* [Exercise materials]:
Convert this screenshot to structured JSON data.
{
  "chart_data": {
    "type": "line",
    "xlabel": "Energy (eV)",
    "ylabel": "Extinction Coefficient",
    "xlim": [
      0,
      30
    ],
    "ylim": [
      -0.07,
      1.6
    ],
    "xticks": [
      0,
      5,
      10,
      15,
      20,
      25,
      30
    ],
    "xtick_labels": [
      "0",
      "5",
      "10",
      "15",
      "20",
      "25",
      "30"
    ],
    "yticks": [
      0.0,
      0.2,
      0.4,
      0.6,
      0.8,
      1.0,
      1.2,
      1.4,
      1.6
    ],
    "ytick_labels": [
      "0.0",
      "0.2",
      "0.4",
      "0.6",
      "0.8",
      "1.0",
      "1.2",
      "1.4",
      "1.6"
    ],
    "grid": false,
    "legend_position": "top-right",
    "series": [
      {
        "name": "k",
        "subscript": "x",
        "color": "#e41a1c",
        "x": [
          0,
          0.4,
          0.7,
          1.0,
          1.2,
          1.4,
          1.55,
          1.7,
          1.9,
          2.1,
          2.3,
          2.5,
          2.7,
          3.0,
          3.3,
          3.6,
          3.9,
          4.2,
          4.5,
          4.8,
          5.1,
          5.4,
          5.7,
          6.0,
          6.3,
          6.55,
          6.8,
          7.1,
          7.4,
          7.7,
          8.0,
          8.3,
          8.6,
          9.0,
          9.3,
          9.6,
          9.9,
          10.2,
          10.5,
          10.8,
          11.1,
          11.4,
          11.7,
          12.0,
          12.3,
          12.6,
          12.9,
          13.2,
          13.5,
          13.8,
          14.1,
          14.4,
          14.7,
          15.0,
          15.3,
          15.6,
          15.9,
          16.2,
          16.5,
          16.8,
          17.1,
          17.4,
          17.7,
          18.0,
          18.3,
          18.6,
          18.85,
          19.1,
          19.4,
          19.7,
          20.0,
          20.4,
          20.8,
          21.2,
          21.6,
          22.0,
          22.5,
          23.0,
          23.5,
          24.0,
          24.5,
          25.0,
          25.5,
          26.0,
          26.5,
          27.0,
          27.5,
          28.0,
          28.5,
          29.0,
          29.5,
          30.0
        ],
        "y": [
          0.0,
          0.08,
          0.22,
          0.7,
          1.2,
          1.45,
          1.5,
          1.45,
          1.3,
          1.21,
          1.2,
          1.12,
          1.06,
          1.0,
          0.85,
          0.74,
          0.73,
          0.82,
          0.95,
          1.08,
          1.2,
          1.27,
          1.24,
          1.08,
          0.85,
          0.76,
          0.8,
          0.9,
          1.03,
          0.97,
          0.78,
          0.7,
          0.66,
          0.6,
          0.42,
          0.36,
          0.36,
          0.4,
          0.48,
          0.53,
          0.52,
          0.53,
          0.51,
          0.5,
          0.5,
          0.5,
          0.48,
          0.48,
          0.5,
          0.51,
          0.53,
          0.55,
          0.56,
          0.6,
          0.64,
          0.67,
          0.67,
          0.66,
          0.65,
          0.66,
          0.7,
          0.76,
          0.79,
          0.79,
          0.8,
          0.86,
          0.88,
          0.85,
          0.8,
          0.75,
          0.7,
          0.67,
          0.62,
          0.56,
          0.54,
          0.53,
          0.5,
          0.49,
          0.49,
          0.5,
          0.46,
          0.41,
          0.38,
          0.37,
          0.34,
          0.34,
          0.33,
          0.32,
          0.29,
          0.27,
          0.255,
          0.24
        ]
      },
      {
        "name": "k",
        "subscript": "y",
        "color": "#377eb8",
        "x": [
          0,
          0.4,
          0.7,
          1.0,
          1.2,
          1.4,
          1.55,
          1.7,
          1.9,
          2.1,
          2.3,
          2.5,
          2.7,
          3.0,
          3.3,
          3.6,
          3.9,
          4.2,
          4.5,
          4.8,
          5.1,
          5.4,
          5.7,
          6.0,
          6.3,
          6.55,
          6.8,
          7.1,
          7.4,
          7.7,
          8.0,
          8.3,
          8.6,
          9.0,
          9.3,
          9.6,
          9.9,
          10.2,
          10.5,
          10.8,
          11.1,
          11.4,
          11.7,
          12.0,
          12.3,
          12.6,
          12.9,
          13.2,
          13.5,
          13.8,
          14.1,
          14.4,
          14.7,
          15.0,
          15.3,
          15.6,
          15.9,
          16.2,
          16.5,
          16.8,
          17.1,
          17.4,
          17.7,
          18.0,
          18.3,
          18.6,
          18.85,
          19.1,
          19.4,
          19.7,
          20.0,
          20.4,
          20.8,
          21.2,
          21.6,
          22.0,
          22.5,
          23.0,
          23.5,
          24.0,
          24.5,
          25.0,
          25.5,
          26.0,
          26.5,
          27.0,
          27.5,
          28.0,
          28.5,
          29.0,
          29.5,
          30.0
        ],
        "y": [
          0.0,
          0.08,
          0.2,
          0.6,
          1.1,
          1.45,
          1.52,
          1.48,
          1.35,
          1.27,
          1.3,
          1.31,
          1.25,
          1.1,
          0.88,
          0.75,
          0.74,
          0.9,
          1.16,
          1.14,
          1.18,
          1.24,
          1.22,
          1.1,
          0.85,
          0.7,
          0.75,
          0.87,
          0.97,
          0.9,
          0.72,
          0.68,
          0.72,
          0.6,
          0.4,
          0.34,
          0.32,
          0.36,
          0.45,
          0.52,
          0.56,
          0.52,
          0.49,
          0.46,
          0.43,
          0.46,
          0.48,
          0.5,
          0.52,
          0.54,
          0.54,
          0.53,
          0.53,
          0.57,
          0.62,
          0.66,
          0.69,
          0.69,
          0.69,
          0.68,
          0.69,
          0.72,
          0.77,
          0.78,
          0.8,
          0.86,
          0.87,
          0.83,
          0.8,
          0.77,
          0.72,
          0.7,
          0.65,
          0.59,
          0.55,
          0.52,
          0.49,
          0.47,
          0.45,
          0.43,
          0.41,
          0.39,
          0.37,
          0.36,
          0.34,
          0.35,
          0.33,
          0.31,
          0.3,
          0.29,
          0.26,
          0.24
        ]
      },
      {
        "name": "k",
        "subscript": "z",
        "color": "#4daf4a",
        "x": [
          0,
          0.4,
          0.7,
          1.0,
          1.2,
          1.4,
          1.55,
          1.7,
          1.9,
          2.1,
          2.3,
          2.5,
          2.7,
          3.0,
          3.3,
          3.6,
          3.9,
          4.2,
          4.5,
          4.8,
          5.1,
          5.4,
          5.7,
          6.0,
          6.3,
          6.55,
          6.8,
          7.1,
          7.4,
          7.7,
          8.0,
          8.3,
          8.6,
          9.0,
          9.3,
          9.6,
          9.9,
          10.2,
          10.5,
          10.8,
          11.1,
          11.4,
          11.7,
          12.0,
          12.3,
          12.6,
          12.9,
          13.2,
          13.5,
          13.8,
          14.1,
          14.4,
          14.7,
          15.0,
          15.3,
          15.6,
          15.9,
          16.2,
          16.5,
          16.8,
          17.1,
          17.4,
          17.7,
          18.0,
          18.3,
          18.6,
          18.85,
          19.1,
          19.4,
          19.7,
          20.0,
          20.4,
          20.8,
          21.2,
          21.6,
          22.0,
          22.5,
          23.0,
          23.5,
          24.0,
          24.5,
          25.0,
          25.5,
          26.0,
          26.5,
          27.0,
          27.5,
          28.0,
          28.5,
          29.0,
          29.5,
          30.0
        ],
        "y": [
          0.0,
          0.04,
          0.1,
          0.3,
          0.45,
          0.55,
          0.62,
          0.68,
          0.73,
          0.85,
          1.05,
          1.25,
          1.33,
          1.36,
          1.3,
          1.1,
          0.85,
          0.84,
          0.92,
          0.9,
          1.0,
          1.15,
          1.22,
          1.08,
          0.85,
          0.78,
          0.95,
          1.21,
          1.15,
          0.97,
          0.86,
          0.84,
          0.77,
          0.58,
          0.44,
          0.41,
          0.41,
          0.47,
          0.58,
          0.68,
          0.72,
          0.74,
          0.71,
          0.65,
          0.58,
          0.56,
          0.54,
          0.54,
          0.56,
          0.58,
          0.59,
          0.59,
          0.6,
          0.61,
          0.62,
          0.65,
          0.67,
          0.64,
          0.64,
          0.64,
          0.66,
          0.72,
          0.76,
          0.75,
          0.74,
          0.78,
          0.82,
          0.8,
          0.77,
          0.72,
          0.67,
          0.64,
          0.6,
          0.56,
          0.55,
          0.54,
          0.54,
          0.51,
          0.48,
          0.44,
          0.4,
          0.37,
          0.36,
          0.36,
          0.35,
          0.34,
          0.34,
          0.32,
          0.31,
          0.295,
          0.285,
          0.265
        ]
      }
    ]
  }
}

* [Exercise]:
Check each line of the data above for the string "subscript" and report only how many lines have it.

* [Written answer]:
3